### Excerpt to read ###

Hey Steve,you sound like you would make a great pigeon guy...It`s a great hobby...I used to go with my dad and my uncle Joe "Steele",his nickname...He had a Studabaker car,that was down right ugly...I would hide "down" in the back seat,so my friends would not see me in that UN-Cool car...hahahahaha!!!......Alamo


----------



## RUGGIERO LOFT (Apr 22, 2012)

Alamo, I used to cruise with my Grandfather in his Plymouth Barracuda with the big hatchback. It was his pigeon crate transporter. I thought we were so cool back then.


----------



## SmithFamilyLoft (Nov 22, 2004)

RUGGIERO LOFT said:


> Alamo, I used to cruise with my Grandfather in his Plymouth Barracuda with the big hatchback. It was his pigeon crate transporter. I thought we were so cool back then.



Ah yes, those were the days. Which begs the question, if you were to get into a race, would you go back to the mechanical technology which could win races in the 1960's or 1970's, or would you want the latest, proven technology ?

I contend that if you simply want to walk back in a nostalgic kind of way, buy yourself that 1967 red GTO..or was it 66' ?? And get yourself some old fashioned birds that use to win thirty or forty years ago. Have some fun, study the pedigrees, show them off to your friends. Then when you want to get serious in winning some races, then get yourself the latest and greatest which is winning in your Combine these last several years.


----------



## SmithFamilyLoft (Nov 22, 2004)

gbhman said:


> I know it wasn't asked of me... however being an automotive technician myself I have no reservations saying give me an oldie any day. I can't say I agree with the "proven technology" statement of modern cars, as most of it is merely widescale experimentation at the cost of the consumers. Don't even get me started on GDI (gasoline direct injection)
> Many people automatically think the lastest technology is the greatest and it's not always true. A lot of that holds true with pigeons as well. You could buy the so called best pigeon in the world of the newest hottest strain, but if you don't know how to take care of it and use it to it's full potential then theres a good chance you won't win squat. The same holds true for some of the old strains as there can be different quirks with them that people just aren't willing to follow through on. Think of the cars and pigeons as tools... if you don't know how to use them properly then you will get frustrated very quickly. It's not always old vs new if the owner doesn't know how to take care of it


 That's true, if you can't drive, then the latest and best from the Indianapolis 500 race track isn't going to do you any good. I was assuming of course that we were talking about world class drivers getting behind the wheels of the car. Perhaps I should have used jet engines as an example instead of race cars ? Or in the case of the pigeons, a world class fancier with great pigeons. Of course if you can't manage or train the birds, the best in the world won't do you any good, but that is a given. 

Of course a good fancier always seems to come up with some good birds, and you can be sure when he wins, that his birds will have won races in recent years as well, by definition, placing his birds among the latest and greatest. Wins made by grandpa forty years ago just won't count.


----------

### Extracted information ###

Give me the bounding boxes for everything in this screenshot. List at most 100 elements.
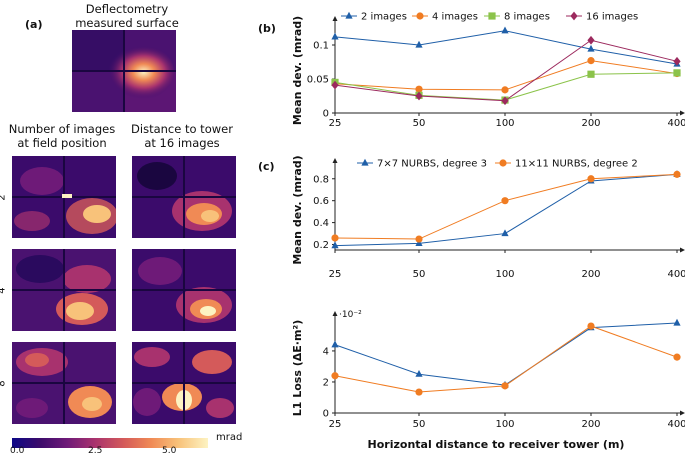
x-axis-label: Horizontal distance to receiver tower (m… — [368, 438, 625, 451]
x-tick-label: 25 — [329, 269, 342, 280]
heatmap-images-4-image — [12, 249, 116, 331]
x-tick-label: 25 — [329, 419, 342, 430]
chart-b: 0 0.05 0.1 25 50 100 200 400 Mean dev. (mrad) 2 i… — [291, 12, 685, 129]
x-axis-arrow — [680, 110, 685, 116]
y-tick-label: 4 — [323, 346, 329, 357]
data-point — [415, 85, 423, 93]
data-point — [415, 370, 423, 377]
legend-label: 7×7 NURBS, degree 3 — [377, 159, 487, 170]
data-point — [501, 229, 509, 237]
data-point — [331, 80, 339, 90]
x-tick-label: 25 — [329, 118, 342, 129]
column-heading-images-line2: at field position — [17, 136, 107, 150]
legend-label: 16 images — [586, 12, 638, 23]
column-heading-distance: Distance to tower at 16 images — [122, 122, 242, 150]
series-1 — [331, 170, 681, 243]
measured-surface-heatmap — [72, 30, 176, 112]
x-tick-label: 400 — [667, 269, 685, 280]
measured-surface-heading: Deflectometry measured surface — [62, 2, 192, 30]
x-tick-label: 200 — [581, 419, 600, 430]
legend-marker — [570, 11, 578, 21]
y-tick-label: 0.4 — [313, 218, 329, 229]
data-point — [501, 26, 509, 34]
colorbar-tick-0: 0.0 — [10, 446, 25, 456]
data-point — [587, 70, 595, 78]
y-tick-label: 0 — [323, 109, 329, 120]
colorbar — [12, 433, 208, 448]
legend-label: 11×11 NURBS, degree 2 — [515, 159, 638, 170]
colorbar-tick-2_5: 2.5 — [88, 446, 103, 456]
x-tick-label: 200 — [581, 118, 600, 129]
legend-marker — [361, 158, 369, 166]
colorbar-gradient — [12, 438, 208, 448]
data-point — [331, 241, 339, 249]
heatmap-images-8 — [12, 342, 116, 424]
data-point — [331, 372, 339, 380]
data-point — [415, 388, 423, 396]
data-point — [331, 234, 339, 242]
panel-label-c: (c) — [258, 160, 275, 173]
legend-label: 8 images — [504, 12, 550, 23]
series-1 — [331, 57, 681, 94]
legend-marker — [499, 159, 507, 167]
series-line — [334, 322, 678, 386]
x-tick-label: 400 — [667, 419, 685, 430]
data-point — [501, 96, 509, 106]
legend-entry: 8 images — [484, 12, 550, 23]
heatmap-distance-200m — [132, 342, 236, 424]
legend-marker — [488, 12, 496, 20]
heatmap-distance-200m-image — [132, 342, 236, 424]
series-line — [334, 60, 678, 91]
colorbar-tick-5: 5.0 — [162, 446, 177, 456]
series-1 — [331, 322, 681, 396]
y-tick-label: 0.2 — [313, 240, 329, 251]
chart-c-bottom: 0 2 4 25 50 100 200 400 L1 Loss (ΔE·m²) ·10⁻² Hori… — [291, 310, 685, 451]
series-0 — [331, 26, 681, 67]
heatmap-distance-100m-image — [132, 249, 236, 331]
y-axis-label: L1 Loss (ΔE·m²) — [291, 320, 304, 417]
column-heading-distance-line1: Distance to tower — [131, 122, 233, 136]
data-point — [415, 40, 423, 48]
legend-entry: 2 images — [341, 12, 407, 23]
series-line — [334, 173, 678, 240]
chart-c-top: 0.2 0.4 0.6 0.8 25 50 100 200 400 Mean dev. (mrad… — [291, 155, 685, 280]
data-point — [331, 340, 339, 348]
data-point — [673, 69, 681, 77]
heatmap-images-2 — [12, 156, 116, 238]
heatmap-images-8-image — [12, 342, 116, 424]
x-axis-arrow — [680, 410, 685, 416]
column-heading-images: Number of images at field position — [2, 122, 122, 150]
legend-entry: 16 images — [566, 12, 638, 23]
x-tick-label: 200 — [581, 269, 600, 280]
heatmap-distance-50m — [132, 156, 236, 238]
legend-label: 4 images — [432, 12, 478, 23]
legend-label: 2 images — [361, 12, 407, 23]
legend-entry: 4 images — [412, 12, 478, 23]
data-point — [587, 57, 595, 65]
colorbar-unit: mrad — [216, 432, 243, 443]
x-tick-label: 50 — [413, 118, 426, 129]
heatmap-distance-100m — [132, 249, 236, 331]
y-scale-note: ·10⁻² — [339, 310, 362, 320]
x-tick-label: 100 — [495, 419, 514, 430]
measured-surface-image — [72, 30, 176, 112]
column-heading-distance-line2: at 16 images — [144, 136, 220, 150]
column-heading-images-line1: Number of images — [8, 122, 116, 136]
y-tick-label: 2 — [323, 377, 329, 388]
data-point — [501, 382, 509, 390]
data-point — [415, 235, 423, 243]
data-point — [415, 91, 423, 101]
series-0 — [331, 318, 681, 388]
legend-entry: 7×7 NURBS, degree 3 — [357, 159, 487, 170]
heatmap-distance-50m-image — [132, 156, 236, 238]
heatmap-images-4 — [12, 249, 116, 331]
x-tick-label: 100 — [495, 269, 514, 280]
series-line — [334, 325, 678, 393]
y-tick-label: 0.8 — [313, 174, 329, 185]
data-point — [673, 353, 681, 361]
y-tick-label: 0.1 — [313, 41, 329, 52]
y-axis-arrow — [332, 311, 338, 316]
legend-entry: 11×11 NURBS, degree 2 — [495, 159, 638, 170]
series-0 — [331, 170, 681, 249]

###
### Extracted information ###

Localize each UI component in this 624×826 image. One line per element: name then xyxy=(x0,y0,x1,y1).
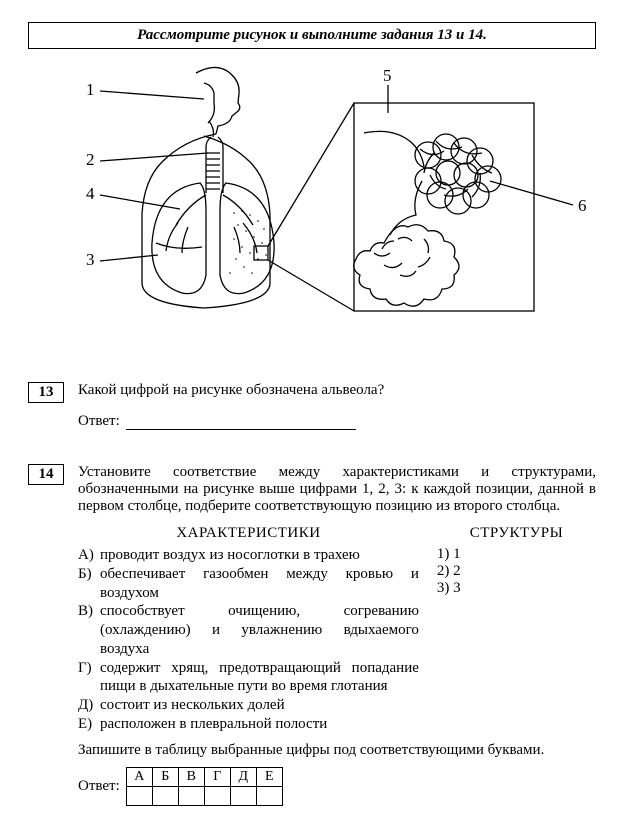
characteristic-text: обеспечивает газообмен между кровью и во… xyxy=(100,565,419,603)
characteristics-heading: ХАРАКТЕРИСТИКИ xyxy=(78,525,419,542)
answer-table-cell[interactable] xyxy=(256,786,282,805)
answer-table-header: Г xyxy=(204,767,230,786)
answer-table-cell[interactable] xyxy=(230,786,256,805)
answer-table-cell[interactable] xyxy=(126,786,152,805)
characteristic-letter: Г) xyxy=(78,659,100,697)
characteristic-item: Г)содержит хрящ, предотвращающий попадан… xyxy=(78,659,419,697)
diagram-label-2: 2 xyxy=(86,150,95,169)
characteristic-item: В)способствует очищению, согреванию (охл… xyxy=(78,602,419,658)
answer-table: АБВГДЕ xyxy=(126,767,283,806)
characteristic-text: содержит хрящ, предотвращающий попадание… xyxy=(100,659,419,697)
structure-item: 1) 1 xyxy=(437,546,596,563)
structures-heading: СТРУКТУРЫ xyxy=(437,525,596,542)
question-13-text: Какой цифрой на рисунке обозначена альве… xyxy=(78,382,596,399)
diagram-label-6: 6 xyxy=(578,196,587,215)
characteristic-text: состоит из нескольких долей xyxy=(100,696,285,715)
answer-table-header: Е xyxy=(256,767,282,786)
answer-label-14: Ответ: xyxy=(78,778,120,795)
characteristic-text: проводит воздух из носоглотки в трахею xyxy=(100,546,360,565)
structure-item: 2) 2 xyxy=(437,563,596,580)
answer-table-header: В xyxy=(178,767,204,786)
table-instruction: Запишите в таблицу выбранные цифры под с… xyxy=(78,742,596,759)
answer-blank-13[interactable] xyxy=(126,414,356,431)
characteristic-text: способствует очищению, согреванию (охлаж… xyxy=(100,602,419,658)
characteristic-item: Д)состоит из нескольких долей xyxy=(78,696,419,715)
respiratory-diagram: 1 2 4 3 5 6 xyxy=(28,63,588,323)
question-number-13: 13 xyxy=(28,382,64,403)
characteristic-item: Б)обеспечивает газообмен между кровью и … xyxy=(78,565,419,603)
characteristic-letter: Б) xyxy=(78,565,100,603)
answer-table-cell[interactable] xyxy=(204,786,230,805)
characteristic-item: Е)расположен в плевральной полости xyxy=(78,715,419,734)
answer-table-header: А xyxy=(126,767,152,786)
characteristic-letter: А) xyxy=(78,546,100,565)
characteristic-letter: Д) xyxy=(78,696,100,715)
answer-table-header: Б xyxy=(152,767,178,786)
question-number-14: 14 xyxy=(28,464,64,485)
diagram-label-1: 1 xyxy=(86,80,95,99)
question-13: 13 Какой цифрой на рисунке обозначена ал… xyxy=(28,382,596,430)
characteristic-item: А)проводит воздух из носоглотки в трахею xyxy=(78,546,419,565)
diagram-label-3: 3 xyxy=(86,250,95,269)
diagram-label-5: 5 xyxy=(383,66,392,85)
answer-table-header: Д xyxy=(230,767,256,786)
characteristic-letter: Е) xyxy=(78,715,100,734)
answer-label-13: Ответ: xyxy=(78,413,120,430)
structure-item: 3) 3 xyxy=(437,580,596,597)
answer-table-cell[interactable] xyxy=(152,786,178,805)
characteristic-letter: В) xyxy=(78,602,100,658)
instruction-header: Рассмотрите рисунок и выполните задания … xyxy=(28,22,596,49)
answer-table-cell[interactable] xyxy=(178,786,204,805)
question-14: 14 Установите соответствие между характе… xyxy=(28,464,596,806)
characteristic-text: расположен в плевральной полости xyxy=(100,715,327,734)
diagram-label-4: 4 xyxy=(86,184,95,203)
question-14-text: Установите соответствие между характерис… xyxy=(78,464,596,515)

###
### Extracted information ###

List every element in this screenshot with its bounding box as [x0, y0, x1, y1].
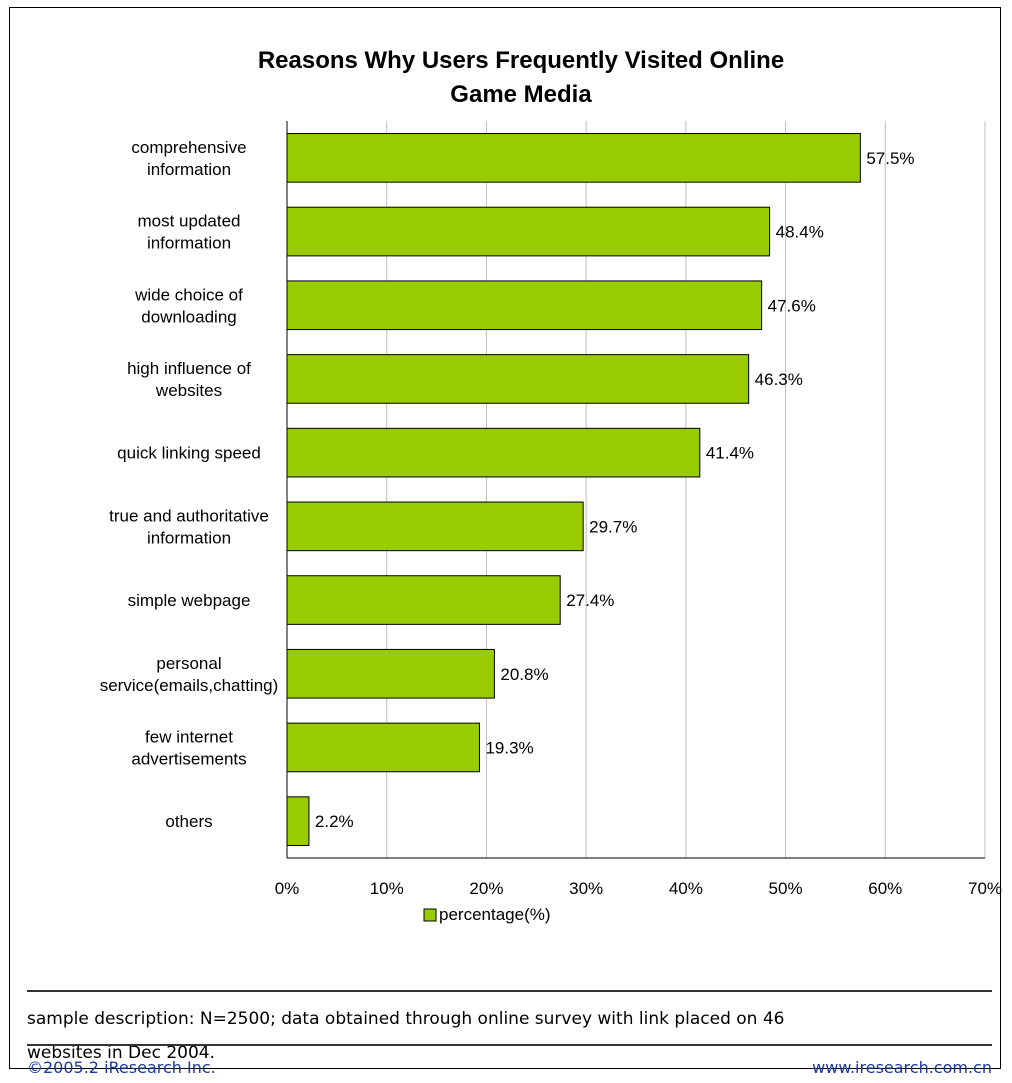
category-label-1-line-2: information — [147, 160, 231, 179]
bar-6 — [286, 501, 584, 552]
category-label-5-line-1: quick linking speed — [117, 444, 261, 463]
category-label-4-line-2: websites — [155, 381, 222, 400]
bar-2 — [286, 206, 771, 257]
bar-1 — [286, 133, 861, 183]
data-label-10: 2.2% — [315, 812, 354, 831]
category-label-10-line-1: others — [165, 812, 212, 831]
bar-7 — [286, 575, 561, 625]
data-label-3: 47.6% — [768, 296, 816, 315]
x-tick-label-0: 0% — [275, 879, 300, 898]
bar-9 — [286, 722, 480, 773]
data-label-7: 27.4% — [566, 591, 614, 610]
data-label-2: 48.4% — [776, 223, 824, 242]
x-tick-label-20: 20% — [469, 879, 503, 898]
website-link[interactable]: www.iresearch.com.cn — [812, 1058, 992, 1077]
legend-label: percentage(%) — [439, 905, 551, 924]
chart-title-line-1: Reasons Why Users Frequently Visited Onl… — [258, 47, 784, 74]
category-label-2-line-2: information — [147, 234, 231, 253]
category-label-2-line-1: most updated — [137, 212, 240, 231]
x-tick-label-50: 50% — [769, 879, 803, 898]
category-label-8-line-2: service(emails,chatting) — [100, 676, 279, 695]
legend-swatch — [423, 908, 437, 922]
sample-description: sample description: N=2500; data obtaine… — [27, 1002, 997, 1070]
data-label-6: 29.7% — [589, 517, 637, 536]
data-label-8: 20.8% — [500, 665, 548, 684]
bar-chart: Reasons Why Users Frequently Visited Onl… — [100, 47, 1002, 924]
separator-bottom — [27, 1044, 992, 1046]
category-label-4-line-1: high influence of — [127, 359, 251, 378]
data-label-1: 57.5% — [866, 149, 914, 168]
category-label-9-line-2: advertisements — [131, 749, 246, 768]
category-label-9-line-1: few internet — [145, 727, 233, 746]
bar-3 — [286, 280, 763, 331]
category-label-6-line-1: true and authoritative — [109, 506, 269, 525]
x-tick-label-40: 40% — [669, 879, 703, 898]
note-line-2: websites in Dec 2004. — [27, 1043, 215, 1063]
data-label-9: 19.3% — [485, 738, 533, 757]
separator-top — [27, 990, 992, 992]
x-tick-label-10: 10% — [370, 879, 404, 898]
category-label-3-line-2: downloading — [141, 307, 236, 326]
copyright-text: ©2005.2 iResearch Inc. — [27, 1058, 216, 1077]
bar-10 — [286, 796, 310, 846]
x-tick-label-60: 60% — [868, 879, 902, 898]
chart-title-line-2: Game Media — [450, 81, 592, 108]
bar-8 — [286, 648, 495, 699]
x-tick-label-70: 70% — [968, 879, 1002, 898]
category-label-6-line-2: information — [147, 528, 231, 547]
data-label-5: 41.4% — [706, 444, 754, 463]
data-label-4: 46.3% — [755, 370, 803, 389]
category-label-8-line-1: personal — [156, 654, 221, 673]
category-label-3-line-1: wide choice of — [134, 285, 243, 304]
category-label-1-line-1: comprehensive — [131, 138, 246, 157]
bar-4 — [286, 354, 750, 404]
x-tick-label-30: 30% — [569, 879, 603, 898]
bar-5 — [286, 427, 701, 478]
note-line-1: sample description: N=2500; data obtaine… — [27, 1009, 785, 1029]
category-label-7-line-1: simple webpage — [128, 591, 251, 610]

###

◆ **Problems to solve**:
1. Answer these from the pigeon forum thread.
(a) What make of car did Alamo's uncle Joe have?
(b) What did RUGGIERO LOFT's grandfather use his Plymouth Barracuda for?
(c) What does gbhman say not to get started on?
2. Repeat a passage from the pigeon forum thread word for word. Begin at the words that have "That's true, if" and stop after "is a given.".

◆ **Answer list**:
1.
(a) A Studabaker.
(b) It was his pigeon crate transporter.
(c) GDI (gasoline direct injection).

2.
That's true, if you can't drive, then the latest and best from the Indianapolis 500 race track isn't going to do you any good. I was assuming of course that we were talking about world class drivers getting behind the wheels of the car. Perhaps I should have used jet engines as an example instead of race cars ? Or in the case of the pigeons, a world class fancier with great pigeons. Of course if you can't manage or train the birds, the best in the world won't do you any good, but that is a given.